-- START Material provided --

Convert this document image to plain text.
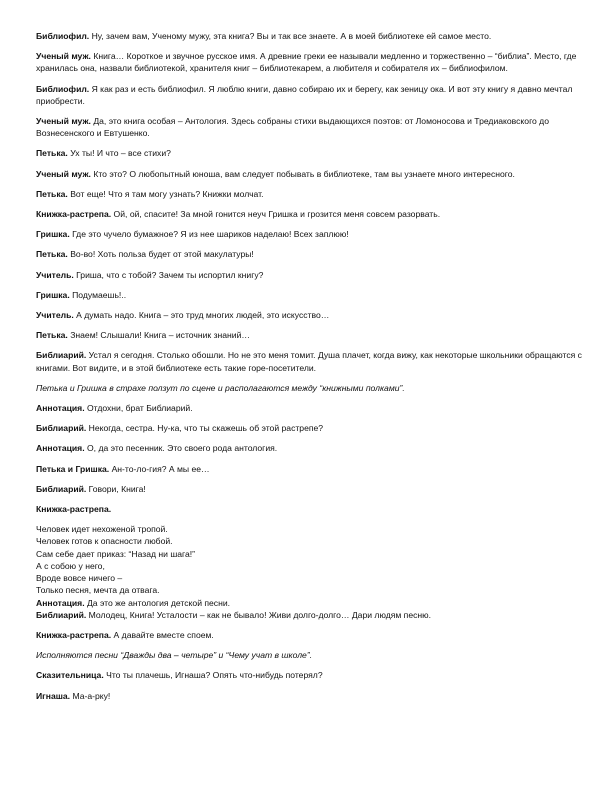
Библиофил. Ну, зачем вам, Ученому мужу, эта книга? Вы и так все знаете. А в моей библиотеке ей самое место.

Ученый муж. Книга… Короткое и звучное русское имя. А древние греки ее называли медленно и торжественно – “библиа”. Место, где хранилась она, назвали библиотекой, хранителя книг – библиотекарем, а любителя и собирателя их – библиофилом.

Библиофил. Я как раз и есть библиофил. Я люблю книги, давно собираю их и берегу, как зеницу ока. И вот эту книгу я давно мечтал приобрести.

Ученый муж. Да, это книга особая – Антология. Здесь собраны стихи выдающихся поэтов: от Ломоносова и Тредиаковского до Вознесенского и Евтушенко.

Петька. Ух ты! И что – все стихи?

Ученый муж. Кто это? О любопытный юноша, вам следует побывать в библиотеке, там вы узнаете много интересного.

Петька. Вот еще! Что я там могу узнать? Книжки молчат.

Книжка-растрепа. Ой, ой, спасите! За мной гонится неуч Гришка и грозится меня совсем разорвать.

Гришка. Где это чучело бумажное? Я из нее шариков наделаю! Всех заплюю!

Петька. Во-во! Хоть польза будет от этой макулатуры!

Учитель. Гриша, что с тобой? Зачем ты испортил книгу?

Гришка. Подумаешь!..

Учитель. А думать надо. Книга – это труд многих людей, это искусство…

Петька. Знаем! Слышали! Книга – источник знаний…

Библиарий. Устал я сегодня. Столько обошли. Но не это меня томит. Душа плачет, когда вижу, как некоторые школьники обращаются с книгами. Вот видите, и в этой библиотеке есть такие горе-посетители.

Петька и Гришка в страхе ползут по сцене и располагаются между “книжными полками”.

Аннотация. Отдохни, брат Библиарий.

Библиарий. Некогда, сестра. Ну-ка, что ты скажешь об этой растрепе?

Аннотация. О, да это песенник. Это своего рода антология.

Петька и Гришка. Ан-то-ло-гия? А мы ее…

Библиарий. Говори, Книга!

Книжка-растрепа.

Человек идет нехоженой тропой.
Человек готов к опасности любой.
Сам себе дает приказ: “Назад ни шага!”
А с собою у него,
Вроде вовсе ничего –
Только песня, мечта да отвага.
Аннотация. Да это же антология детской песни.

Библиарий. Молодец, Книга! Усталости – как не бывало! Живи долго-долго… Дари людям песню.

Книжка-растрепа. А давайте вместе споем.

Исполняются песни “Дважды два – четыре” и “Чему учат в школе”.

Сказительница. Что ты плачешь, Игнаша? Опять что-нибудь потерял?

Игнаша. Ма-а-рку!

-- END Material provided --
-- START Material provided --

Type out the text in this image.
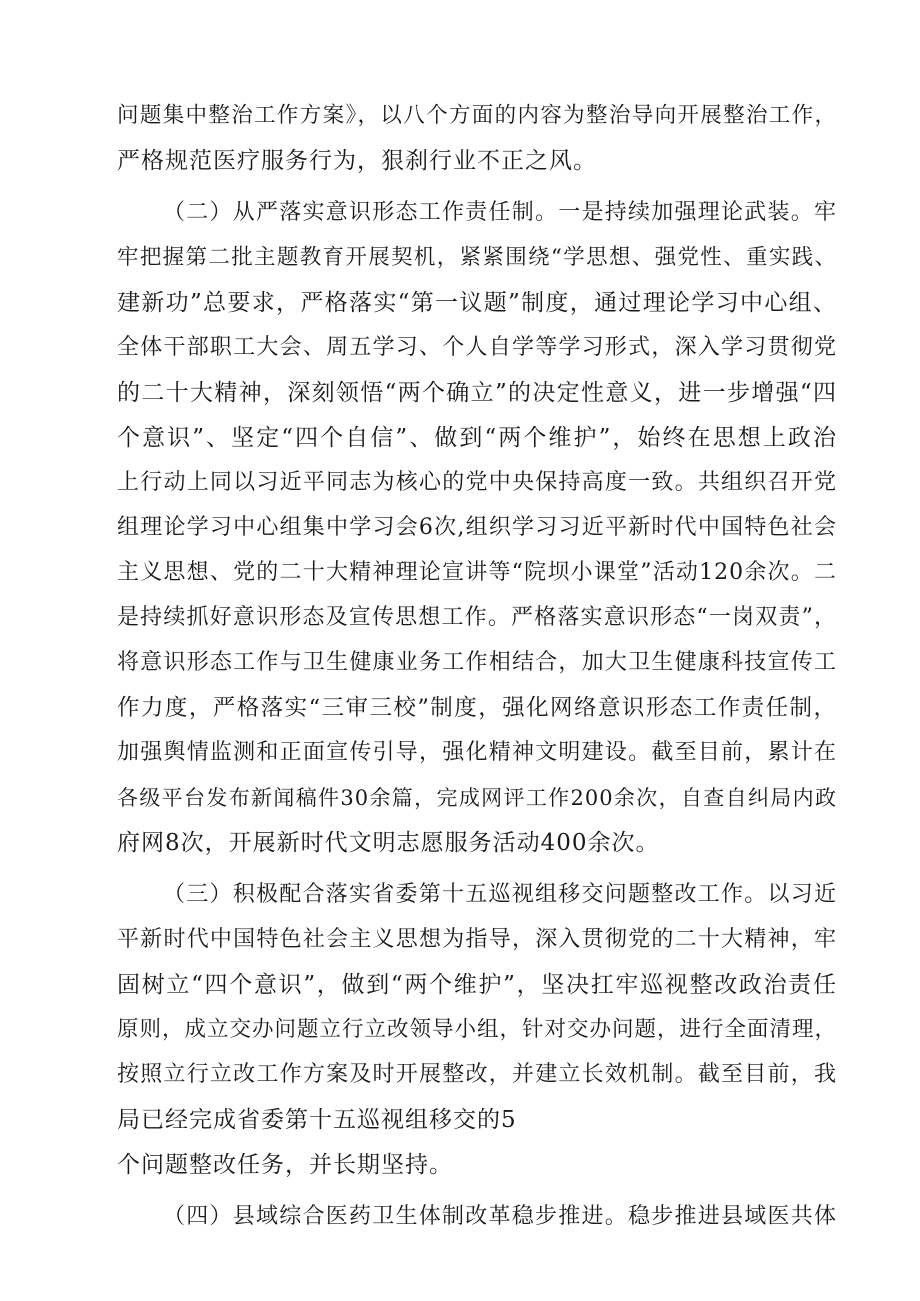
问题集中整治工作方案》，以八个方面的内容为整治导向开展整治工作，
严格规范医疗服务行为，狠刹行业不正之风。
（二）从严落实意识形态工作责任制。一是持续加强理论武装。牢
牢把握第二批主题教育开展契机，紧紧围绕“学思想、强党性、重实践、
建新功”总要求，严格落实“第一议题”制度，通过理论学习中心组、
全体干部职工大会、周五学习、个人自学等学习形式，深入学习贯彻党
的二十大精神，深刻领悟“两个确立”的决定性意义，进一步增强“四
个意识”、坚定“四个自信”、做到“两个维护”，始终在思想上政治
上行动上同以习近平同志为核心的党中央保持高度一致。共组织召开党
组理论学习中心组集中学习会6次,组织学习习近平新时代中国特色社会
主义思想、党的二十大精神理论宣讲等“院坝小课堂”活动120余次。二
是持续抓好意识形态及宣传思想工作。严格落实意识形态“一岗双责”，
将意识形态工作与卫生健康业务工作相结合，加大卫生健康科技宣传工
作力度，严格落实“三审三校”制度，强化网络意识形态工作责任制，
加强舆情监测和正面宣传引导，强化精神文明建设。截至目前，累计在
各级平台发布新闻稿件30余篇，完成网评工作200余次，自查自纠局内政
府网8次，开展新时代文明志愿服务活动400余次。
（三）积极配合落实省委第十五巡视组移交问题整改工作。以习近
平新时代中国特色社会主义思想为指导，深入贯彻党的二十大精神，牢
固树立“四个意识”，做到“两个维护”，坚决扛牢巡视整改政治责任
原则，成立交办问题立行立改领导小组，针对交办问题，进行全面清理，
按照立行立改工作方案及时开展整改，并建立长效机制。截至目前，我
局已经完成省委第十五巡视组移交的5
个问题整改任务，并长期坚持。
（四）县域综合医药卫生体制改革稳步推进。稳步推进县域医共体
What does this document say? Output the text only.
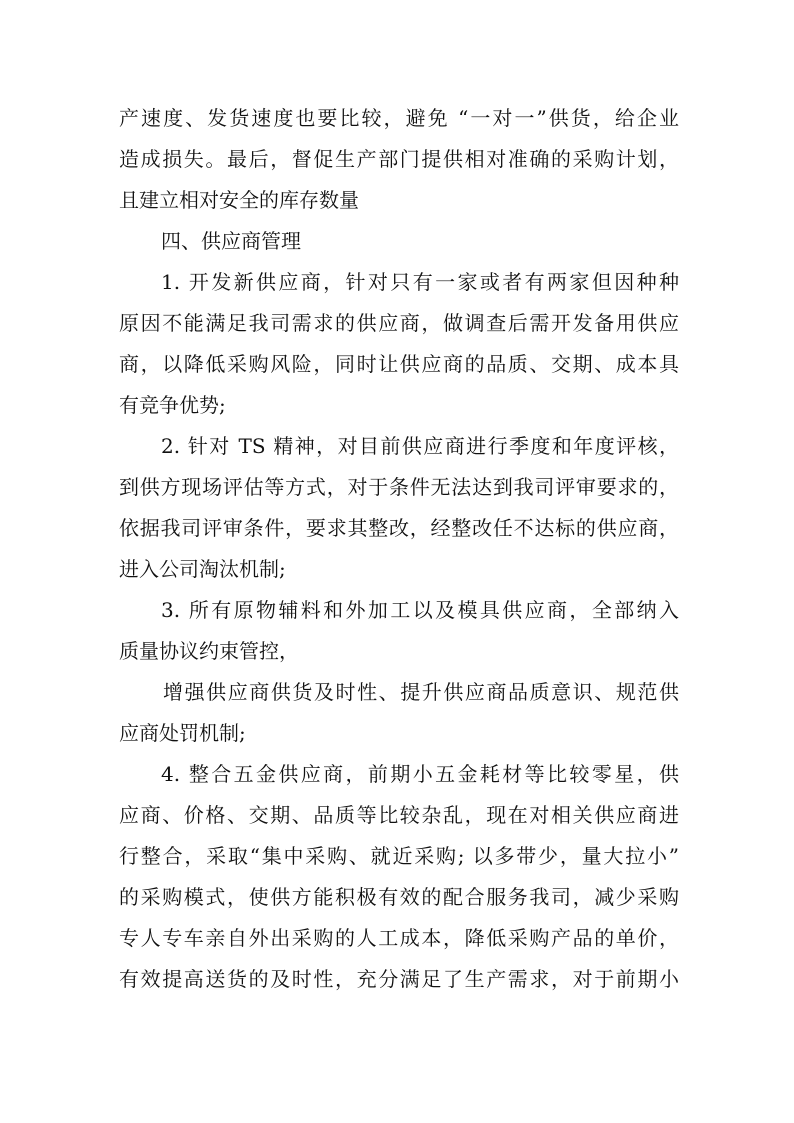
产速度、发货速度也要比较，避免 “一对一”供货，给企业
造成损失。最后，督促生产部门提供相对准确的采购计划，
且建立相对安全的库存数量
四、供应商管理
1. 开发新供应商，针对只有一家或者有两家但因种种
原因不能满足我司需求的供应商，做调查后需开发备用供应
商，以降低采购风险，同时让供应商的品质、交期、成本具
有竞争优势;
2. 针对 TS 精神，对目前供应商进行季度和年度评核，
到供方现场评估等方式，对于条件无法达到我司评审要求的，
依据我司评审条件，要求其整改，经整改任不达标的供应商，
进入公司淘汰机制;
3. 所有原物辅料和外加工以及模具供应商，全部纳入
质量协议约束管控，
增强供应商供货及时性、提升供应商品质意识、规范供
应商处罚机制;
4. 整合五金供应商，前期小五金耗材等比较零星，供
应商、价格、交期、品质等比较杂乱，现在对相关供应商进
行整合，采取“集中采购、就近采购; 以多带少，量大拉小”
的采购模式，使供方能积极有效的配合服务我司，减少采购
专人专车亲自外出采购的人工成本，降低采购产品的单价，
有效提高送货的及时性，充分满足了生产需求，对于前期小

-- END Material provided --

Problem details → Find all lines holding the string "растрепа" and copy them.

Full output →
Книжка-растрепа. Ой, ой, спасите! За мной гонится неуч Гришка и грозится меня совсем разорвать.
Книжка-растрепа.
Книжка-растрепа. А давайте вместе споем.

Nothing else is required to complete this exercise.